§ Saved entries:
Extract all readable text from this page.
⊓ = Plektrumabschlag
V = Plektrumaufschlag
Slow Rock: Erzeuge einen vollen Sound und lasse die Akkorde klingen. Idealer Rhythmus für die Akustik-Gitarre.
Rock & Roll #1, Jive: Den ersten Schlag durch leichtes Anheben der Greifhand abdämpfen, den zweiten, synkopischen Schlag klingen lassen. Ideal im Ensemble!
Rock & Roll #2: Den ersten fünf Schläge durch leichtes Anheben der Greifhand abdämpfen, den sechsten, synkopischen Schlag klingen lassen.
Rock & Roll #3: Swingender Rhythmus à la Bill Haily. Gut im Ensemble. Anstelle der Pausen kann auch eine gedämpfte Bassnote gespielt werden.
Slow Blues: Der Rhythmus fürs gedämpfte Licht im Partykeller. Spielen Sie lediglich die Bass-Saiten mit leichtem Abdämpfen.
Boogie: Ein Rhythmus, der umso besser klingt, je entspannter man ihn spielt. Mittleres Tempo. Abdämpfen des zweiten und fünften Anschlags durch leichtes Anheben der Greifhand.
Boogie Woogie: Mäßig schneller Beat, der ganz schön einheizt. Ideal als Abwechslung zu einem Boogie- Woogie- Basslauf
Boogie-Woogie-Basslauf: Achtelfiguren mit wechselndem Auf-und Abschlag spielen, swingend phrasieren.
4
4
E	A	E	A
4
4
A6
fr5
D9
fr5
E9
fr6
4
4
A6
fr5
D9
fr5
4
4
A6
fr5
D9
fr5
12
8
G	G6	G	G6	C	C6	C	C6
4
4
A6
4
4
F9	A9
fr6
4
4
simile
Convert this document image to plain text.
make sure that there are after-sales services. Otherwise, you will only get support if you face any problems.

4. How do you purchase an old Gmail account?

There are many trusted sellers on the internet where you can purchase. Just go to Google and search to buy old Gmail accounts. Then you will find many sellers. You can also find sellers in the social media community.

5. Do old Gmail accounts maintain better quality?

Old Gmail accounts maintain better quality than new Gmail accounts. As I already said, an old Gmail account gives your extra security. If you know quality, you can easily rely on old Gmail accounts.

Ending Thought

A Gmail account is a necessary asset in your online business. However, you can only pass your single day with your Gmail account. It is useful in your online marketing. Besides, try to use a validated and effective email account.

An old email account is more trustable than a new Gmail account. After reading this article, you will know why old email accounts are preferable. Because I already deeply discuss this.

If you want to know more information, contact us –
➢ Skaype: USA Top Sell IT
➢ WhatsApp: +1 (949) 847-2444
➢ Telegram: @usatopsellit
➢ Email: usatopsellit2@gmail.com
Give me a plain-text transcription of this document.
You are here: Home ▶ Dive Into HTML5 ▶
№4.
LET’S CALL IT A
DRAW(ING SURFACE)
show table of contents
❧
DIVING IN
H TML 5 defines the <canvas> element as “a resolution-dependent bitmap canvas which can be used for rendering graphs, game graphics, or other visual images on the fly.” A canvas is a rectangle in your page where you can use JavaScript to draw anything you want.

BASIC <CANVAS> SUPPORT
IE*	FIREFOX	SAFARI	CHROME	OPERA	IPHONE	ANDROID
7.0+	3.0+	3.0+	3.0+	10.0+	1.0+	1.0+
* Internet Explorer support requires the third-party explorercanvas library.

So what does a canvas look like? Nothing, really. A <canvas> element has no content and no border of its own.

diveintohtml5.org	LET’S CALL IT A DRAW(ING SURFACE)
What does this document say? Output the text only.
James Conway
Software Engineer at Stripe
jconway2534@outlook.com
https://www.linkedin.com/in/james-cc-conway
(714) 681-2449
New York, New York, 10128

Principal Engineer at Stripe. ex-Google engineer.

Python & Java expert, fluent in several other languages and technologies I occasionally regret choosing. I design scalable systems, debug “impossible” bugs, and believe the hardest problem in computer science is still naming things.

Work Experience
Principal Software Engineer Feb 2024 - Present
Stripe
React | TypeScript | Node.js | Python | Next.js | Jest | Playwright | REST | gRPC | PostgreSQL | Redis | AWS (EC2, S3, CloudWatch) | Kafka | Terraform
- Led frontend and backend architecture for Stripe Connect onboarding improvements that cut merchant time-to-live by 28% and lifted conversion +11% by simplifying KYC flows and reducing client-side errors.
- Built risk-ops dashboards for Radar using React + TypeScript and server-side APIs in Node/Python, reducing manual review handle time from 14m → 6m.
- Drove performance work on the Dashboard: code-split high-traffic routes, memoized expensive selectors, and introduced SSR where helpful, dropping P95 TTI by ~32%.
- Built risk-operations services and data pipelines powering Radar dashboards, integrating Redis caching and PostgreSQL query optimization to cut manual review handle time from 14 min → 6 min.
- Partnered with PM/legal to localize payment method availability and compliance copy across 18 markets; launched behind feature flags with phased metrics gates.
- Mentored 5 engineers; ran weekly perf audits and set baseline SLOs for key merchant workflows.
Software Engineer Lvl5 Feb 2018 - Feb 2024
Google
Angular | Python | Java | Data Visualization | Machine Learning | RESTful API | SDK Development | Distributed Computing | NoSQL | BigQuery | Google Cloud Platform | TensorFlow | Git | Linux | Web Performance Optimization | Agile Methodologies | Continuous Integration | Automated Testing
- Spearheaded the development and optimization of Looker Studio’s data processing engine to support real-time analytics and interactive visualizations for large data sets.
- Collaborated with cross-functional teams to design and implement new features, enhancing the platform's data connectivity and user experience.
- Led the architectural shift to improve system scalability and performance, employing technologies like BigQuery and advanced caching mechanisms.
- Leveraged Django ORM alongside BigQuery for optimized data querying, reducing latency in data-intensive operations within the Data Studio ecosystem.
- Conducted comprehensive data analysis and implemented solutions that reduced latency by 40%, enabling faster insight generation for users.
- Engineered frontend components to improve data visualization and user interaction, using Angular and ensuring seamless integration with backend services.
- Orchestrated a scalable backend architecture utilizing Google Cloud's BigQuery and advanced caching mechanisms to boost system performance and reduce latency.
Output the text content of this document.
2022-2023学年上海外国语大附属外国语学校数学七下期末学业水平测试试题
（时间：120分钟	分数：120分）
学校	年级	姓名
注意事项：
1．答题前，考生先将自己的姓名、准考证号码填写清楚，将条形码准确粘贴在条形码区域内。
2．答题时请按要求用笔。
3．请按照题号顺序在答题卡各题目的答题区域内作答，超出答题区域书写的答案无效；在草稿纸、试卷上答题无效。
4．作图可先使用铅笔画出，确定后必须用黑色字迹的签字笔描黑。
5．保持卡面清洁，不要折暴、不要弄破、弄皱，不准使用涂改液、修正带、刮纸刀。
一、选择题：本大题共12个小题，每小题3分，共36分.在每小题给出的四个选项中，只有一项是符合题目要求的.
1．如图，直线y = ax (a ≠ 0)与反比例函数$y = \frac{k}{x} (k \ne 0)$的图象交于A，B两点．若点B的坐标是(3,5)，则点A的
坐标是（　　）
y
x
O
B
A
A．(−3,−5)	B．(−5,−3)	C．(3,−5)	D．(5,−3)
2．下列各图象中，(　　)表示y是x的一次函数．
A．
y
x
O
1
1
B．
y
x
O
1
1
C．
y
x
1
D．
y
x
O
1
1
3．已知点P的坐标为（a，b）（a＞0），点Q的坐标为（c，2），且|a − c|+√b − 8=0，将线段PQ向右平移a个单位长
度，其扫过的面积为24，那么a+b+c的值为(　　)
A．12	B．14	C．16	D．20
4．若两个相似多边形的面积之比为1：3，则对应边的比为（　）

§ DESCRIPTION OF THE TASK:
Scan the material above for the string "Output" and report each line where you find it.

§ RESULT OF THIS TASK:
What does this document say? Output the text only.
Output the text content of this document.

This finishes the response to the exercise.